* **SET PROBLEM**: Extract the lines that carry the string "PSNR" from the listing.

* **DATA FOR THIS EXERCISE**:
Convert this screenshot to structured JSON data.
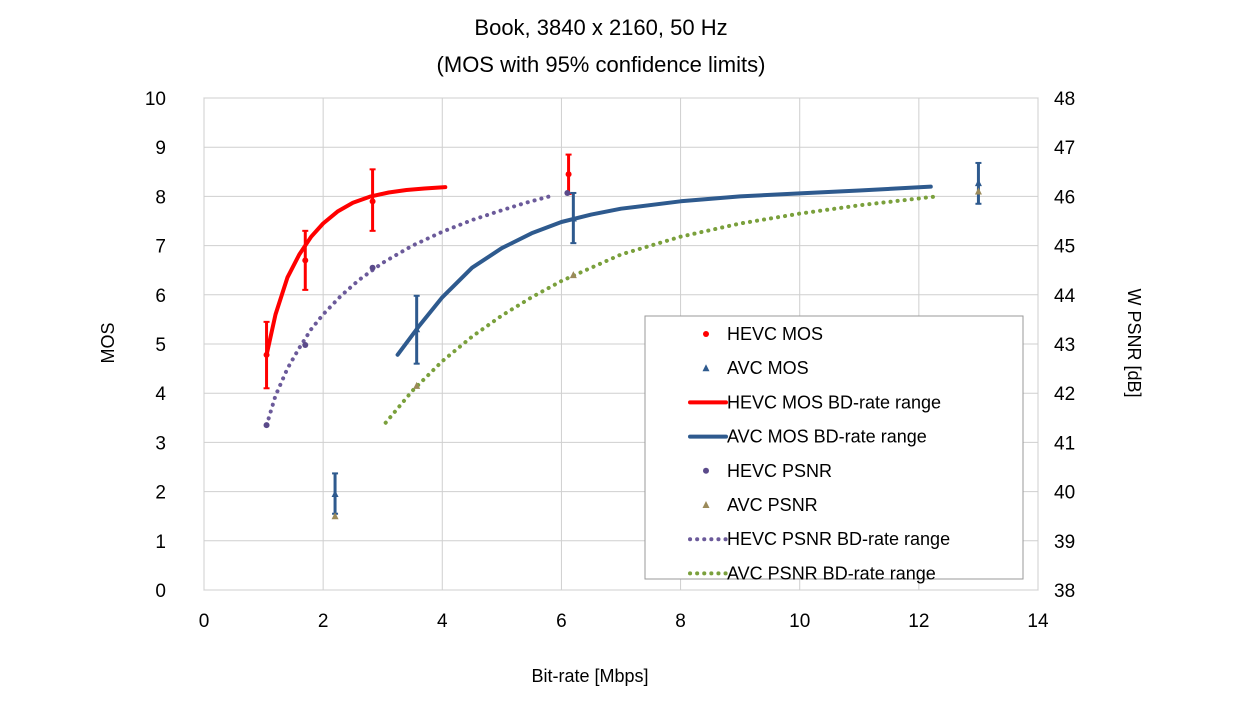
{
  "chart_data": {
    "type": "scatter",
    "title": [
      "Book, 3840 x 2160, 50 Hz",
      "(MOS with 95% confidence limits)"
    ],
    "xlabel": "Bit-rate [Mbps]",
    "ylabel": "MOS",
    "y2label": "W PSNR [dB]",
    "xlim": [
      0,
      14
    ],
    "ylim": [
      0,
      10
    ],
    "y2lim": [
      38,
      48
    ],
    "xticks": [
      "0",
      "2",
      "4",
      "6",
      "8",
      "10",
      "12",
      "14"
    ],
    "yticks": [
      "0",
      "1",
      "2",
      "3",
      "4",
      "5",
      "6",
      "7",
      "8",
      "9",
      "10"
    ],
    "y2ticks": [
      "38",
      "39",
      "40",
      "41",
      "42",
      "43",
      "44",
      "45",
      "46",
      "47",
      "48"
    ],
    "grid": true,
    "legend_position": "bottom-right",
    "series": [
      {
        "name": "HEVC MOS",
        "kind": "points",
        "axis": "left",
        "color": "#ff0000",
        "points": [
          {
            "x": 1.05,
            "y": 4.78,
            "lo": 4.1,
            "hi": 5.45
          },
          {
            "x": 1.7,
            "y": 6.7,
            "lo": 6.1,
            "hi": 7.3
          },
          {
            "x": 2.83,
            "y": 7.9,
            "lo": 7.3,
            "hi": 8.55
          },
          {
            "x": 6.12,
            "y": 8.45,
            "lo": 8.05,
            "hi": 8.85
          }
        ]
      },
      {
        "name": "AVC MOS",
        "kind": "points",
        "axis": "left",
        "color": "#2e5a8e",
        "points": [
          {
            "x": 2.2,
            "y": 1.95,
            "lo": 1.55,
            "hi": 2.37
          },
          {
            "x": 3.57,
            "y": 5.3,
            "lo": 4.6,
            "hi": 5.98
          },
          {
            "x": 6.2,
            "y": 7.55,
            "lo": 7.05,
            "hi": 8.07
          },
          {
            "x": 13.0,
            "y": 8.27,
            "lo": 7.85,
            "hi": 8.68
          }
        ]
      },
      {
        "name": "HEVC MOS BD-rate range",
        "kind": "solid",
        "axis": "left",
        "color": "#ff0000",
        "x": [
          1.05,
          1.2,
          1.4,
          1.6,
          1.8,
          2.0,
          2.25,
          2.5,
          2.8,
          3.1,
          3.4,
          3.7,
          4.05
        ],
        "y": [
          4.78,
          5.6,
          6.35,
          6.82,
          7.18,
          7.45,
          7.7,
          7.87,
          8.0,
          8.08,
          8.13,
          8.16,
          8.19
        ]
      },
      {
        "name": "AVC MOS BD-rate range",
        "kind": "solid",
        "axis": "left",
        "color": "#2e5a8e",
        "x": [
          3.25,
          3.6,
          4.0,
          4.5,
          5.0,
          5.5,
          6.0,
          6.5,
          7.0,
          8.0,
          9.0,
          10.0,
          11.0,
          12.2
        ],
        "y": [
          4.78,
          5.35,
          5.95,
          6.55,
          6.95,
          7.25,
          7.48,
          7.63,
          7.75,
          7.9,
          8.0,
          8.06,
          8.12,
          8.2
        ]
      },
      {
        "name": "HEVC PSNR",
        "kind": "points",
        "axis": "right",
        "color": "#5a4a8a",
        "points": [
          {
            "x": 1.05,
            "y": 41.35
          },
          {
            "x": 1.7,
            "y": 42.98
          },
          {
            "x": 2.83,
            "y": 44.55
          },
          {
            "x": 6.1,
            "y": 46.07
          }
        ]
      },
      {
        "name": "AVC PSNR",
        "kind": "points",
        "axis": "right",
        "color": "#9b8a5a",
        "points": [
          {
            "x": 2.2,
            "y": 39.5
          },
          {
            "x": 3.57,
            "y": 42.15
          },
          {
            "x": 6.2,
            "y": 44.4
          },
          {
            "x": 13.0,
            "y": 46.1
          }
        ]
      },
      {
        "name": "HEVC PSNR BD-rate range",
        "kind": "dotted",
        "axis": "right",
        "color": "#6b5a9a",
        "x": [
          1.05,
          1.2,
          1.4,
          1.6,
          1.8,
          2.0,
          2.3,
          2.6,
          3.0,
          3.5,
          4.0,
          4.5,
          5.0,
          5.4,
          5.8
        ],
        "y": [
          41.35,
          41.95,
          42.5,
          42.92,
          43.3,
          43.6,
          43.98,
          44.3,
          44.65,
          45.0,
          45.28,
          45.52,
          45.72,
          45.87,
          46.0
        ]
      },
      {
        "name": "AVC PSNR BD-rate range",
        "kind": "dotted",
        "axis": "right",
        "color": "#7aa03c",
        "x": [
          3.05,
          3.5,
          4.0,
          4.5,
          5.0,
          5.5,
          6.0,
          7.0,
          8.0,
          9.0,
          10.0,
          11.0,
          12.3
        ],
        "y": [
          41.4,
          42.05,
          42.65,
          43.15,
          43.58,
          43.95,
          44.28,
          44.82,
          45.18,
          45.45,
          45.65,
          45.82,
          46.0
        ]
      }
    ]
  }
}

* **ANSWER IN FULL**:
    "y2label": "W PSNR [dB]",
        "name": "HEVC PSNR",
        "name": "AVC PSNR",
        "name": "HEVC PSNR BD-rate range",
        "name": "AVC PSNR BD-rate range",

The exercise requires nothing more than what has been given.